-- begin --

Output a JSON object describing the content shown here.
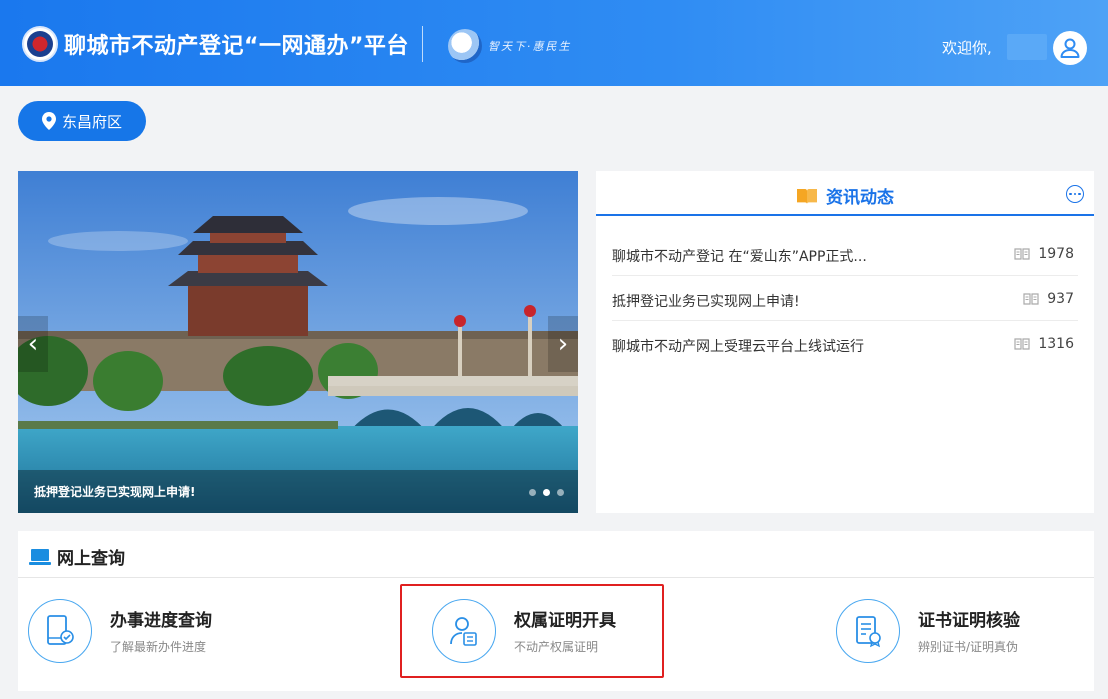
{
  "header": {
    "site_title": "聊城市不动产登记“一网通办”平台",
    "slogan": "智天下·惠民生",
    "welcome_text": "欢迎你,",
    "brand_color": "#1a78ee"
  },
  "region": {
    "label": "东昌府区"
  },
  "carousel": {
    "caption": "抵押登记业务已实现网上申请!",
    "prev_icon": "‹",
    "next_icon": "›",
    "slide_count": 3,
    "active_slide": 2
  },
  "news": {
    "title": "资讯动态",
    "items": [
      {
        "title": "聊城市不动产登记 在“爱山东”APP正式...",
        "views": "1978"
      },
      {
        "title": "抵押登记业务已实现网上申请!",
        "views": "937"
      },
      {
        "title": "聊城市不动产网上受理云平台上线试运行",
        "views": "1316"
      }
    ]
  },
  "query": {
    "title": "网上查询",
    "services": [
      {
        "name": "办事进度查询",
        "desc": "了解最新办件进度",
        "icon": "phone-check-icon"
      },
      {
        "name": "权属证明开具",
        "desc": "不动产权属证明",
        "icon": "person-document-icon"
      },
      {
        "name": "证书证明核验",
        "desc": "辨别证书/证明真伪",
        "icon": "certificate-verify-icon"
      }
    ]
  },
  "colors": {
    "accent": "#1a73e8",
    "highlight": "#e02020"
  }
}
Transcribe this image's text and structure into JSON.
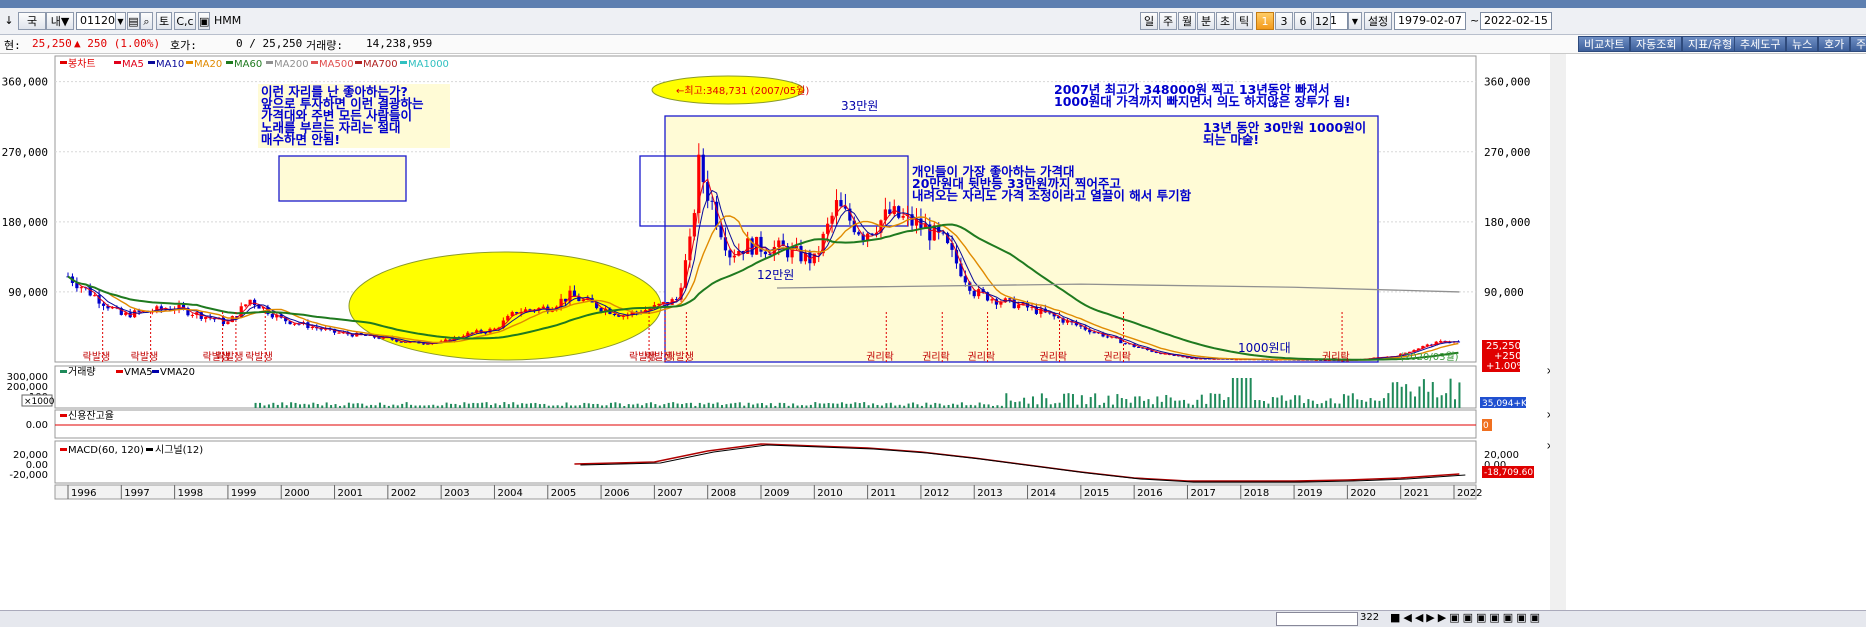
{
  "toolbar": {
    "left_icon": "↓",
    "market_tab": "국",
    "domestic_tab": "내▼",
    "stock_code": "011200",
    "btn_to": "토",
    "btn_cc": "C,c",
    "stock_name": "HMM",
    "periods": [
      "일",
      "주",
      "월",
      "분",
      "초",
      "틱"
    ],
    "numbers": [
      "1",
      "3",
      "6",
      "12"
    ],
    "count": "1",
    "settings": "설정",
    "date_from": "1979-02-07",
    "tilde": "~",
    "date_to": "2022-02-15"
  },
  "info": {
    "price_label": "현:",
    "price": "25,250",
    "change": "▲ 250 (1.00%)",
    "quote_label": "호가:",
    "quote": "0 / 25,250",
    "volume_label": "거래량:",
    "volume": "14,238,959",
    "buttons": [
      "비교차트",
      "자동조회",
      "지표/유형",
      "추세도구",
      "뉴스",
      "호가",
      "주"
    ]
  },
  "colors": {
    "candle_up": "#ff0000",
    "candle_down": "#0000cc",
    "ma5": "#e0001b",
    "ma10": "#0a0a9a",
    "ma20": "#e08a00",
    "ma60": "#1f7a1f",
    "ma200": "#909090",
    "highlight": "#ffff00",
    "note_bg": "#fffbd6",
    "note_text": "#0000cc"
  },
  "legend": [
    "봉차트",
    "MA5",
    "MA10",
    "MA20",
    "MA60",
    "MA200",
    "MA500",
    "MA700",
    "MA1000"
  ],
  "chart_data": {
    "type": "candlestick",
    "x": [
      "1996",
      "1997",
      "1998",
      "1999",
      "2000",
      "2001",
      "2002",
      "2003",
      "2004",
      "2005",
      "2006",
      "2007",
      "2008",
      "2009",
      "2010",
      "2011",
      "2012",
      "2013",
      "2014",
      "2015",
      "2016",
      "2017",
      "2018",
      "2019",
      "2020",
      "2021",
      "2022"
    ],
    "yticks": [
      "360,000",
      "270,000",
      "180,000",
      "90,000"
    ],
    "ylim": [
      0,
      375000
    ],
    "close": [
      110000,
      60000,
      70000,
      50000,
      80000,
      55000,
      38000,
      30000,
      25000,
      25000,
      35000,
      42000,
      65000,
      70000,
      85000,
      70000,
      60000,
      70000,
      80000,
      150000,
      250000,
      140000,
      150000,
      145000,
      130000,
      200000,
      165000,
      190000,
      175000,
      155000,
      90000,
      80000,
      70000,
      60000,
      45000,
      20000,
      12000,
      5000,
      3500,
      3000,
      2000,
      8000,
      20000,
      27000,
      25250
    ],
    "close_months": [
      "1996-01",
      "1997-01",
      "1998-01",
      "1999-01",
      "1999-06",
      "2000-01",
      "2001-01",
      "2002-01",
      "2002-06",
      "2003-01",
      "2003-06",
      "2004-01",
      "2004-06",
      "2005-01",
      "2005-06",
      "2006-01",
      "2006-06",
      "2007-01",
      "2007-06",
      "2007-09",
      "2007-11",
      "2008-06",
      "2008-10",
      "2009-06",
      "2010-01",
      "2010-06",
      "2010-12",
      "2011-06",
      "2012-01",
      "2012-06",
      "2013-01",
      "2013-06",
      "2014-01",
      "2014-06",
      "2015-01",
      "2016-01",
      "2016-06",
      "2017-01",
      "2018-01",
      "2019-01",
      "2020-01",
      "2020-12",
      "2021-06",
      "2021-11",
      "2022-02"
    ],
    "last_price": "25,250",
    "last_change": "+250",
    "last_pct": "+1.00%",
    "markers": [
      "락발생",
      "락발생",
      "락발생",
      "락발생",
      "락발생",
      "락발생",
      "락발생",
      "락발생",
      "권리락",
      "권리락",
      "권리락",
      "권리락",
      "권리락",
      "권리락"
    ],
    "annotations": {
      "peak": "←최고:348,731 (2007/05월)",
      "low330": "33만원",
      "low120": "12만원",
      "low1000": "1000원대",
      "low_2020": "(2020/03월)",
      "note1": [
        "이런 자리를 난 좋아하는가?",
        "앞으로 투자하면 이런 결광하는",
        "가격대와 주변 모든 사람들이",
        "노래를 부르는 자리는 절대",
        "매수하면 안됨!"
      ],
      "note2": [
        "2007년 최고가 348000원 찍고 13년동안 빠져서",
        "1000원대 가격까지 빠지면서 의도 하지않은 장투가 됨!"
      ],
      "note3": [
        "13년 동안 30만원 1000원이",
        "되는 마술!"
      ],
      "note4": [
        "개인들이 가장 좋아하는 가격대",
        "20만원대 뒷반등 33만원까지 찍어주고",
        "내려오는 자리도 가격 조정이라고 열끌이 해서 투기함"
      ]
    },
    "volume_panel": {
      "legend": [
        "거래량",
        "VMA5",
        "VMA20"
      ],
      "yticks": [
        "300,000",
        "200,000",
        "100"
      ],
      "unit": "×1000",
      "last": "35,094+K"
    },
    "credit_panel": {
      "legend": [
        "신용잔고율"
      ],
      "ytick": "0.00",
      "last": "0"
    },
    "macd_panel": {
      "legend": [
        "MACD(60, 120)",
        "시그널(12)"
      ],
      "yticks": [
        "20,000",
        "0.00",
        "-20,000"
      ],
      "right_ticks": [
        "20,000",
        "0.00"
      ],
      "last": "-18,709.60"
    }
  },
  "statusbar": {
    "page": "322"
  }
}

-- end --

§ **Problem**:
Determine how many lines in the listing above hold the word "JSON", answering with the number only.

§ **Output for this exercise**:
2